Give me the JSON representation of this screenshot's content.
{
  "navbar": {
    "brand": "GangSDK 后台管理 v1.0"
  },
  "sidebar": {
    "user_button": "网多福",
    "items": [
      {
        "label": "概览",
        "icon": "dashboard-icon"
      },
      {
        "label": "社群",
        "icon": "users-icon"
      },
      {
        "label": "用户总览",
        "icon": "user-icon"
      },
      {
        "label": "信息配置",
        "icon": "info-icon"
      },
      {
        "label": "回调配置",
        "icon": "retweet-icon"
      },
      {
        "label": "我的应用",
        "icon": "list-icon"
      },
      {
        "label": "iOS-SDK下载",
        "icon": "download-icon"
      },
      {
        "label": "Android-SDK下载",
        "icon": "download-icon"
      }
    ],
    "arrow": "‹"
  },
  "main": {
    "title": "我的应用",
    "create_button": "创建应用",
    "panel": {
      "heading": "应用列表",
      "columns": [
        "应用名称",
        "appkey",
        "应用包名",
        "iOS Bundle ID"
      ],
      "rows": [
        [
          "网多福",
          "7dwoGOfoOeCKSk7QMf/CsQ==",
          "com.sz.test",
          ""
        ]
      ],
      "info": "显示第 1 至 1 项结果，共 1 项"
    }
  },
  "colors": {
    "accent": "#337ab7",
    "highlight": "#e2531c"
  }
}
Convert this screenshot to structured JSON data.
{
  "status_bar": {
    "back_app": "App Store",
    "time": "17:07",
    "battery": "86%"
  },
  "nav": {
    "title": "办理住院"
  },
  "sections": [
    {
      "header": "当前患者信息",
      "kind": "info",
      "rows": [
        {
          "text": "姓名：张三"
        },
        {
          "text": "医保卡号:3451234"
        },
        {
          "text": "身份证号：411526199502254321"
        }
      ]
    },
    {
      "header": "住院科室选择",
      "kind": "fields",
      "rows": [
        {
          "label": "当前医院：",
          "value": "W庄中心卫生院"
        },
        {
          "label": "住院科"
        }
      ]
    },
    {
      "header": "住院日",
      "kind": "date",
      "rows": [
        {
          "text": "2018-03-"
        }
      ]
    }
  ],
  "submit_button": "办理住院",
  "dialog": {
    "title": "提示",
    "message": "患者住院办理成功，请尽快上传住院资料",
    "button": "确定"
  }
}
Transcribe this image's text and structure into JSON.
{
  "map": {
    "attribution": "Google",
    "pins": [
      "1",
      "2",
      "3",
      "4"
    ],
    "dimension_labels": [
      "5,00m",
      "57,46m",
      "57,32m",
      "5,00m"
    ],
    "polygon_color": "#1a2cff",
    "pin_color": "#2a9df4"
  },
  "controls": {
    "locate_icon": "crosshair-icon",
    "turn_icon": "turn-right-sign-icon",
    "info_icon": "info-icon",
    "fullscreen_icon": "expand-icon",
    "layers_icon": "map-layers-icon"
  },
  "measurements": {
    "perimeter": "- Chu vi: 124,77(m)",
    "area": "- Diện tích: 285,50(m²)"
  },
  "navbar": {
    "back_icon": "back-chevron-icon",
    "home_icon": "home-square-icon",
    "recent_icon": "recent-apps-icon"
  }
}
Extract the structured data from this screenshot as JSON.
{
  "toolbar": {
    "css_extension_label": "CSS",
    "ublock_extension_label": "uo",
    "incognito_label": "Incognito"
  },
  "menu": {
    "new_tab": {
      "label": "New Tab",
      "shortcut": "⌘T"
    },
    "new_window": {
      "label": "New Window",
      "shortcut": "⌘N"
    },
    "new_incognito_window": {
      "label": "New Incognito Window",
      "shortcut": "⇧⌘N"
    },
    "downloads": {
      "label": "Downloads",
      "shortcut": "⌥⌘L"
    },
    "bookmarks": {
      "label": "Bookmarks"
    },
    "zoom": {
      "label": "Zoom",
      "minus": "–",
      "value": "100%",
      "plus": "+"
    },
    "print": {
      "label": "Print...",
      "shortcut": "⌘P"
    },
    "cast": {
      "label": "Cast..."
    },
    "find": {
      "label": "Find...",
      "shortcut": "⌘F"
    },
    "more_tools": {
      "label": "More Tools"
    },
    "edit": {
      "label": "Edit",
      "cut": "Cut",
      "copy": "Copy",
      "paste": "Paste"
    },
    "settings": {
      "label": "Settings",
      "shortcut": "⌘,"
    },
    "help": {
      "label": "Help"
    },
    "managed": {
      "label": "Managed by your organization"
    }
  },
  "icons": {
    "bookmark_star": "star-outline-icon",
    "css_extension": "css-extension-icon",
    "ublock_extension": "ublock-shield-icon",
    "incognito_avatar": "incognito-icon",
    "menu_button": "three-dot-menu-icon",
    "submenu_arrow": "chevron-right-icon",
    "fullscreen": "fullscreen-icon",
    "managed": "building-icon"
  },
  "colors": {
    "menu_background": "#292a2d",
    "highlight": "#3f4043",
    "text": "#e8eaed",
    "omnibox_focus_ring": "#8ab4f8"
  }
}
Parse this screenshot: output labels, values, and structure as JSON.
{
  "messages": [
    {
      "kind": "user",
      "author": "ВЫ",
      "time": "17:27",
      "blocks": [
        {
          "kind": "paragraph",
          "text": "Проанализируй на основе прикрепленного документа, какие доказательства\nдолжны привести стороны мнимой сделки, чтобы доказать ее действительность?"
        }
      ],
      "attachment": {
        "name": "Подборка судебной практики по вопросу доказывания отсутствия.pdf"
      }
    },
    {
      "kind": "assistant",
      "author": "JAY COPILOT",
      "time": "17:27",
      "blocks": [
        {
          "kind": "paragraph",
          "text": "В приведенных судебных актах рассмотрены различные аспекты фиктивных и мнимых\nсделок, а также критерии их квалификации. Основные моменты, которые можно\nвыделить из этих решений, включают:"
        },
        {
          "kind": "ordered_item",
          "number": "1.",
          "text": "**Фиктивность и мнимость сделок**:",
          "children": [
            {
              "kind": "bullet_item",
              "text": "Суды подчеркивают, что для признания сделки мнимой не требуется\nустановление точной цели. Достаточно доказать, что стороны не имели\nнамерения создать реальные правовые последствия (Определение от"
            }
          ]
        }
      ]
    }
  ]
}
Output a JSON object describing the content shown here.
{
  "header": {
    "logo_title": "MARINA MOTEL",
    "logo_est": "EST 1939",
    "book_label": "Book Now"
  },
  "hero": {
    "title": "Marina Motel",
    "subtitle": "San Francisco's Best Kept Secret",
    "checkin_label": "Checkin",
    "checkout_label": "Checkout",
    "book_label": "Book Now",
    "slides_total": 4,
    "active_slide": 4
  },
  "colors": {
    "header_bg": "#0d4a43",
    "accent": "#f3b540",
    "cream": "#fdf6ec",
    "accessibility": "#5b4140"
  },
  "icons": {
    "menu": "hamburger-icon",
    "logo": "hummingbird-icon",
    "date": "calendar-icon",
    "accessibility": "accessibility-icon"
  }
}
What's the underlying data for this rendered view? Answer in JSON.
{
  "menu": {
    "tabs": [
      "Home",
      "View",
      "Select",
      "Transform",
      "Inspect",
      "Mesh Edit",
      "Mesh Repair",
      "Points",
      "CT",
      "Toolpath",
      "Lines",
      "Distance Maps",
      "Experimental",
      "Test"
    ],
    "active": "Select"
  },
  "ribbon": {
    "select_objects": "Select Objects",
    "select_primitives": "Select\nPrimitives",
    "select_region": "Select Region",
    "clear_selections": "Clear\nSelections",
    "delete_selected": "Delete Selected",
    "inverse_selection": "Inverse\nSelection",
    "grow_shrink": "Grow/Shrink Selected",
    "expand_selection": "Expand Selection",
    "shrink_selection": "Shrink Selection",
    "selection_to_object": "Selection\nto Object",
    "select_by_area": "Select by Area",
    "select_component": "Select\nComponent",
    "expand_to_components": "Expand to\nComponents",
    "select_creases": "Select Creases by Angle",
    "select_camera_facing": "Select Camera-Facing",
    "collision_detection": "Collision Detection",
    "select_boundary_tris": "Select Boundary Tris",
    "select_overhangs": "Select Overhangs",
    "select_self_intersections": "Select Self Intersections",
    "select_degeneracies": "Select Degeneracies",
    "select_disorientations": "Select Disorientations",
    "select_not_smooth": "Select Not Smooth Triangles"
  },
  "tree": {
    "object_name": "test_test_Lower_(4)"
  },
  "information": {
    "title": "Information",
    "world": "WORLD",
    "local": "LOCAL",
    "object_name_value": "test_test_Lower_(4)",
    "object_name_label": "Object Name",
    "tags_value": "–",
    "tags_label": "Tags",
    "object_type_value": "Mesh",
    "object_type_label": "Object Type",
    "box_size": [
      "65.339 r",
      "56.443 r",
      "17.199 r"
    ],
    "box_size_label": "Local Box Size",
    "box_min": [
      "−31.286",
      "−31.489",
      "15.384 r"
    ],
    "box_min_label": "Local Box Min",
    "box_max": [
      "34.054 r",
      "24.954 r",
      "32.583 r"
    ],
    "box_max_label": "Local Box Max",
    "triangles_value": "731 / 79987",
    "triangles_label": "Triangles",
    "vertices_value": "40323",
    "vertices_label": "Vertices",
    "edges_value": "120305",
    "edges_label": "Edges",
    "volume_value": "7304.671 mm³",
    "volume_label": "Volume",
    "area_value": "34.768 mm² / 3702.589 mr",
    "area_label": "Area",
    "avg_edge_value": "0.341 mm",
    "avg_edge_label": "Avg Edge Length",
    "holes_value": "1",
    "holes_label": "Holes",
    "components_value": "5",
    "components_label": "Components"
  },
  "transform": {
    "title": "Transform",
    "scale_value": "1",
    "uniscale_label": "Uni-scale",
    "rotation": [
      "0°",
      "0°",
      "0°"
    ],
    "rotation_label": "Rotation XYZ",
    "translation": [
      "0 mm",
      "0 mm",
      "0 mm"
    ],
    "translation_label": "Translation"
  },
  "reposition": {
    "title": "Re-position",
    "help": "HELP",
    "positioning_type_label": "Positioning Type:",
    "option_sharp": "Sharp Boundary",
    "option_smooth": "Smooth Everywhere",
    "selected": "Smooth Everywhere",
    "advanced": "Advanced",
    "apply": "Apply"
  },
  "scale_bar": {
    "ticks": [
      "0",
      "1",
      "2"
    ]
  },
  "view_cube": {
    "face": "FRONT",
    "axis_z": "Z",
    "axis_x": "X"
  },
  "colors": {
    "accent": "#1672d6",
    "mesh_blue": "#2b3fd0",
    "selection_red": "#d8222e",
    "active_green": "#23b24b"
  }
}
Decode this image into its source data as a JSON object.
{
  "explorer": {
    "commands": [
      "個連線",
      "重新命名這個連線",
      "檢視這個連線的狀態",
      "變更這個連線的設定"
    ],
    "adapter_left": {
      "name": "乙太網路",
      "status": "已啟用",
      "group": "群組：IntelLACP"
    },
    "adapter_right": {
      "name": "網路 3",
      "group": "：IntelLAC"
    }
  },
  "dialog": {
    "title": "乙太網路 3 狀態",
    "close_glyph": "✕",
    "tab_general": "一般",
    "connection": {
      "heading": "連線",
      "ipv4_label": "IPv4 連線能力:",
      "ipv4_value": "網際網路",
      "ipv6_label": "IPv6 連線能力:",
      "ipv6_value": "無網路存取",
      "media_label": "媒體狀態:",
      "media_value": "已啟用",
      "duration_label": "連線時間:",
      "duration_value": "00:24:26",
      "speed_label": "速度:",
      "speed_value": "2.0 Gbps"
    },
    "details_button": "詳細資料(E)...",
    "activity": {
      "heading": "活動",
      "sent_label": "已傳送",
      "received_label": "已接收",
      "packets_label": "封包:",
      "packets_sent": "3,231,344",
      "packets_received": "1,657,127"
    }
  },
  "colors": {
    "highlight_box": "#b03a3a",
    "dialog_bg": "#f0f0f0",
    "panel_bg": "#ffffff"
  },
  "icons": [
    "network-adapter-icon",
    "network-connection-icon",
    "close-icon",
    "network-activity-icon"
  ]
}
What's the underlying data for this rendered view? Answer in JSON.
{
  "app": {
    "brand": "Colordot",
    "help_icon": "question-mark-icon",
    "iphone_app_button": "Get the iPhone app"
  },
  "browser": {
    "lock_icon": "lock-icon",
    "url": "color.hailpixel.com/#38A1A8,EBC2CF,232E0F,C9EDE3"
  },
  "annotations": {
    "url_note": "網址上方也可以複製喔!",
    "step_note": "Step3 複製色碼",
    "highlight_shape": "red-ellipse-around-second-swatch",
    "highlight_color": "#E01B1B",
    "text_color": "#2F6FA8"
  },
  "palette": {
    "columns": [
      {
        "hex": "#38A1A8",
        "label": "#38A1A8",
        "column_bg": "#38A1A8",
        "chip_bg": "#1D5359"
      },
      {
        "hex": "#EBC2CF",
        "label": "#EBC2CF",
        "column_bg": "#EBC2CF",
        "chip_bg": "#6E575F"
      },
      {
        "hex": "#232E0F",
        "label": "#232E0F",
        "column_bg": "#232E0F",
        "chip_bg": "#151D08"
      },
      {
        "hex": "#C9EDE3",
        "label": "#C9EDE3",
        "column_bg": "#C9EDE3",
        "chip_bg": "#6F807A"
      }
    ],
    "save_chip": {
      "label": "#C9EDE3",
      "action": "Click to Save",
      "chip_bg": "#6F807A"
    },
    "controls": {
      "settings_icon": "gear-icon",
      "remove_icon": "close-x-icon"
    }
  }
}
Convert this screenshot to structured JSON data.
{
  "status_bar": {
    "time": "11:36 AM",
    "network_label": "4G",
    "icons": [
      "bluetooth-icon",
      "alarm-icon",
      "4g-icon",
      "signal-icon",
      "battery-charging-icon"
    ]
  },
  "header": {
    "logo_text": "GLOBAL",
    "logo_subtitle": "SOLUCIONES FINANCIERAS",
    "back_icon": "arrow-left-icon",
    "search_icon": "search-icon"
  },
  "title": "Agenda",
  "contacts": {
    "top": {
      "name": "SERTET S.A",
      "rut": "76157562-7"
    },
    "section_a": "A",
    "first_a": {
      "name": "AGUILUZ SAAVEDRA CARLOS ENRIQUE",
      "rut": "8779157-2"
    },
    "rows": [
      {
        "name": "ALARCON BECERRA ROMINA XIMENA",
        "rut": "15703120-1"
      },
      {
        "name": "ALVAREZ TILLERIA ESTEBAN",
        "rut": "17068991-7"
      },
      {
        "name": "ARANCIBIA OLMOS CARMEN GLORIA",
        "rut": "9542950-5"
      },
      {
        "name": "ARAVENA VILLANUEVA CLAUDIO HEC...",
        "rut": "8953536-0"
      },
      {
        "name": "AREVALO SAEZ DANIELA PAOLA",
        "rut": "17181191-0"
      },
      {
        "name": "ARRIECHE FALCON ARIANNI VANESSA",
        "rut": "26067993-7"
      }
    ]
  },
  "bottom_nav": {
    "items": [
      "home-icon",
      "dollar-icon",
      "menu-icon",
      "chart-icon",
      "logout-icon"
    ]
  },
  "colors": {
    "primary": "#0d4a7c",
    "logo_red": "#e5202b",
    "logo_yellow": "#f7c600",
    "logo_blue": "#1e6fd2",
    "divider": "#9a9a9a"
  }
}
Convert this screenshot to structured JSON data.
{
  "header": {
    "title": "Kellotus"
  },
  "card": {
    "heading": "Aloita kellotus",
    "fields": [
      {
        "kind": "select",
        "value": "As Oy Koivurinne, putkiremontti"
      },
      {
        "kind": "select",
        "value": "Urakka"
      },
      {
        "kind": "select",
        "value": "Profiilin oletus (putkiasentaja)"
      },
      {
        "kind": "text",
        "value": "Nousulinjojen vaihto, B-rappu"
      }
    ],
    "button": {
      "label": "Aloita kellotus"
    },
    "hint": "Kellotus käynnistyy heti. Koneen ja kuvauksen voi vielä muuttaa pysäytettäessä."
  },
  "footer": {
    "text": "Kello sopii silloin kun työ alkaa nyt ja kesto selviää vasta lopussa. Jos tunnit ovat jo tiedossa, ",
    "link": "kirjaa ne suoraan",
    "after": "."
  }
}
■ ■ ■ ■ ■
#### DIRECTIONS FOR THIS TASK
From the entries above, copy each line holding "Everywhere".

#### RESPONSE TO THIS EXERCISE
    "option_smooth": "Smooth Everywhere",
    "selected": "Smooth Everywhere",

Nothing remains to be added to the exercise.